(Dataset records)
————

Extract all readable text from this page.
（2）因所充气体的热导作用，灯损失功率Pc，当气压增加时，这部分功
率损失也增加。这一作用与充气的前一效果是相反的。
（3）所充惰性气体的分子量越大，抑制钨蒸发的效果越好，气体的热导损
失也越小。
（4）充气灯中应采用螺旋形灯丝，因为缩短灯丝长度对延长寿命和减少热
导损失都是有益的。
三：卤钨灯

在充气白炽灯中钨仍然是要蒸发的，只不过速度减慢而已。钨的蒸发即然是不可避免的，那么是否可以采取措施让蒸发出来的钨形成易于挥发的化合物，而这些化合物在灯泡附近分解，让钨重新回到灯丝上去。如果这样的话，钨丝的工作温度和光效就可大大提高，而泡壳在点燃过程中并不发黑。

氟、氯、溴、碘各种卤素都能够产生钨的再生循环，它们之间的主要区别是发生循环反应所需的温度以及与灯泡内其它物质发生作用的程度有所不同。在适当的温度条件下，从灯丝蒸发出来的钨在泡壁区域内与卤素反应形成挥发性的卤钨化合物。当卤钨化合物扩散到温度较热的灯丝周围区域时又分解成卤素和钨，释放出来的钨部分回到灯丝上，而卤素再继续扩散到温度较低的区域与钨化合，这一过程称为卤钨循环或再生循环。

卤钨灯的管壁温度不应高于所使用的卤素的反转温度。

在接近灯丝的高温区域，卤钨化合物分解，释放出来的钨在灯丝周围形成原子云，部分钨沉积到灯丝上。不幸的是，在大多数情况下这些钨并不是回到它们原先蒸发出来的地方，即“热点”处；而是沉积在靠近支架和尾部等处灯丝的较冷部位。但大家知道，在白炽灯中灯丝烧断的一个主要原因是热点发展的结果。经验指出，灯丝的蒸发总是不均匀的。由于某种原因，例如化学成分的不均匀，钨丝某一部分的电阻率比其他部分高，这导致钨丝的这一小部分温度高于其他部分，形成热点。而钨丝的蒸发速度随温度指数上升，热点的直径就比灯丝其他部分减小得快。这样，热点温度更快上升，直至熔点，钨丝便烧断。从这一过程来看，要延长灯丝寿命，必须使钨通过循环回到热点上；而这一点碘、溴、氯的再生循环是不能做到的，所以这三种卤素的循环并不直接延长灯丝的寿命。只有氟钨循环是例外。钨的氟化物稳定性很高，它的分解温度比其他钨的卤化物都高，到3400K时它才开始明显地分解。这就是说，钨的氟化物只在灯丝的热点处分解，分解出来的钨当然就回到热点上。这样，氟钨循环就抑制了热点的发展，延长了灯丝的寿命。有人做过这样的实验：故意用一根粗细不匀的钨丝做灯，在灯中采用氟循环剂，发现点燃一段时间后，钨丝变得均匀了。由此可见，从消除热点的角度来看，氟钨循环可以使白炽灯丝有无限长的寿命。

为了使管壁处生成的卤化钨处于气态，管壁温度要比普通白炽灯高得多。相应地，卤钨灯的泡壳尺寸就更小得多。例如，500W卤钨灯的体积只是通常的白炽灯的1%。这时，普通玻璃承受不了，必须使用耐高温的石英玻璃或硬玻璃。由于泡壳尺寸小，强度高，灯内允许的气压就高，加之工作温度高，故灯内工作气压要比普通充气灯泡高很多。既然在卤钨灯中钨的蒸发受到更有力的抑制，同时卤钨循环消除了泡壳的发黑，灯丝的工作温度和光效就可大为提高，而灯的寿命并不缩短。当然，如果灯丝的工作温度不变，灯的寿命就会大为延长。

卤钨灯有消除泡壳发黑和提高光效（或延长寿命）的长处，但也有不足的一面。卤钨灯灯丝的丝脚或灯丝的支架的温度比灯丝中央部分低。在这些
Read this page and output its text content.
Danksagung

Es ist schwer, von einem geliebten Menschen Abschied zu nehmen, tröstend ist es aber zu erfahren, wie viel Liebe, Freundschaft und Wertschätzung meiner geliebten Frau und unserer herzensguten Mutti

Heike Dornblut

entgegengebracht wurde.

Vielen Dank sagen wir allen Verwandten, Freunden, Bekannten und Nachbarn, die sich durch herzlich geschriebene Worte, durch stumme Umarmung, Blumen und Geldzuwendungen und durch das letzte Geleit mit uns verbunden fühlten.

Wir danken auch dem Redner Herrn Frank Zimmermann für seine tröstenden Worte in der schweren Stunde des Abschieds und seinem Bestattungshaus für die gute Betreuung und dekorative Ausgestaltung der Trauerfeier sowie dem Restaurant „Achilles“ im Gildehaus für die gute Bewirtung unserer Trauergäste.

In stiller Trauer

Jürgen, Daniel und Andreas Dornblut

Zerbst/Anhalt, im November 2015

————

* _THE TASK_: Extract the full listing and reproduce each line exactly.

* _OUTPUT BELOW_:
Extract all readable text from this page.
（2）因所充气体的热导作用，灯损失功率Pc，当气压增加时，这部分功
率损失也增加。这一作用与充气的前一效果是相反的。
（3）所充惰性气体的分子量越大，抑制钨蒸发的效果越好，气体的热导损
失也越小。
（4）充气灯中应采用螺旋形灯丝，因为缩短灯丝长度对延长寿命和减少热
导损失都是有益的。
三：卤钨灯

在充气白炽灯中钨仍然是要蒸发的，只不过速度减慢而已。钨的蒸发即然是不可避免的，那么是否可以采取措施让蒸发出来的钨形成易于挥发的化合物，而这些化合物在灯泡附近分解，让钨重新回到灯丝上去。如果这样的话，钨丝的工作温度和光效就可大大提高，而泡壳在点燃过程中并不发黑。

氟、氯、溴、碘各种卤素都能够产生钨的再生循环，它们之间的主要区别是发生循环反应所需的温度以及与灯泡内其它物质发生作用的程度有所不同。在适当的温度条件下，从灯丝蒸发出来的钨在泡壁区域内与卤素反应形成挥发性的卤钨化合物。当卤钨化合物扩散到温度较热的灯丝周围区域时又分解成卤素和钨，释放出来的钨部分回到灯丝上，而卤素再继续扩散到温度较低的区域与钨化合，这一过程称为卤钨循环或再生循环。

卤钨灯的管壁温度不应高于所使用的卤素的反转温度。

在接近灯丝的高温区域，卤钨化合物分解，释放出来的钨在灯丝周围形成原子云，部分钨沉积到灯丝上。不幸的是，在大多数情况下这些钨并不是回到它们原先蒸发出来的地方，即“热点”处；而是沉积在靠近支架和尾部等处灯丝的较冷部位。但大家知道，在白炽灯中灯丝烧断的一个主要原因是热点发展的结果。经验指出，灯丝的蒸发总是不均匀的。由于某种原因，例如化学成分的不均匀，钨丝某一部分的电阻率比其他部分高，这导致钨丝的这一小部分温度高于其他部分，形成热点。而钨丝的蒸发速度随温度指数上升，热点的直径就比灯丝其他部分减小得快。这样，热点温度更快上升，直至熔点，钨丝便烧断。从这一过程来看，要延长灯丝寿命，必须使钨通过循环回到热点上；而这一点碘、溴、氯的再生循环是不能做到的，所以这三种卤素的循环并不直接延长灯丝的寿命。只有氟钨循环是例外。钨的氟化物稳定性很高，它的分解温度比其他钨的卤化物都高，到3400K时它才开始明显地分解。这就是说，钨的氟化物只在灯丝的热点处分解，分解出来的钨当然就回到热点上。这样，氟钨循环就抑制了热点的发展，延长了灯丝的寿命。有人做过这样的实验：故意用一根粗细不匀的钨丝做灯，在灯中采用氟循环剂，发现点燃一段时间后，钨丝变得均匀了。由此可见，从消除热点的角度来看，氟钨循环可以使白炽灯丝有无限长的寿命。

为了使管壁处生成的卤化钨处于气态，管壁温度要比普通白炽灯高得多。相应地，卤钨灯的泡壳尺寸就更小得多。例如，500W卤钨灯的体积只是通常的白炽灯的1%。这时，普通玻璃承受不了，必须使用耐高温的石英玻璃或硬玻璃。由于泡壳尺寸小，强度高，灯内允许的气压就高，加之工作温度高，故灯内工作气压要比普通充气灯泡高很多。既然在卤钨灯中钨的蒸发受到更有力的抑制，同时卤钨循环消除了泡壳的发黑，灯丝的工作温度和光效就可大为提高，而灯的寿命并不缩短。当然，如果灯丝的工作温度不变，灯的寿命就会大为延长。

卤钨灯有消除泡壳发黑和提高光效（或延长寿命）的长处，但也有不足的一面。卤钨灯灯丝的丝脚或灯丝的支架的温度比灯丝中央部分低。在这些
Read this page and output its text content.
Danksagung

Es ist schwer, von einem geliebten Menschen Abschied zu nehmen, tröstend ist es aber zu erfahren, wie viel Liebe, Freundschaft und Wertschätzung meiner geliebten Frau und unserer herzensguten Mutti

Heike Dornblut

entgegengebracht wurde.

Vielen Dank sagen wir allen Verwandten, Freunden, Bekannten und Nachbarn, die sich durch herzlich geschriebene Worte, durch stumme Umarmung, Blumen und Geldzuwendungen und durch das letzte Geleit mit uns verbunden fühlten.

Wir danken auch dem Redner Herrn Frank Zimmermann für seine tröstenden Worte in der schweren Stunde des Abschieds und seinem Bestattungshaus für die gute Betreuung und dekorative Ausgestaltung der Trauerfeier sowie dem Restaurant „Achilles“ im Gildehaus für die gute Bewirtung unserer Trauergäste.

In stiller Trauer

Jürgen, Daniel und Andreas Dornblut

Zerbst/Anhalt, im November 2015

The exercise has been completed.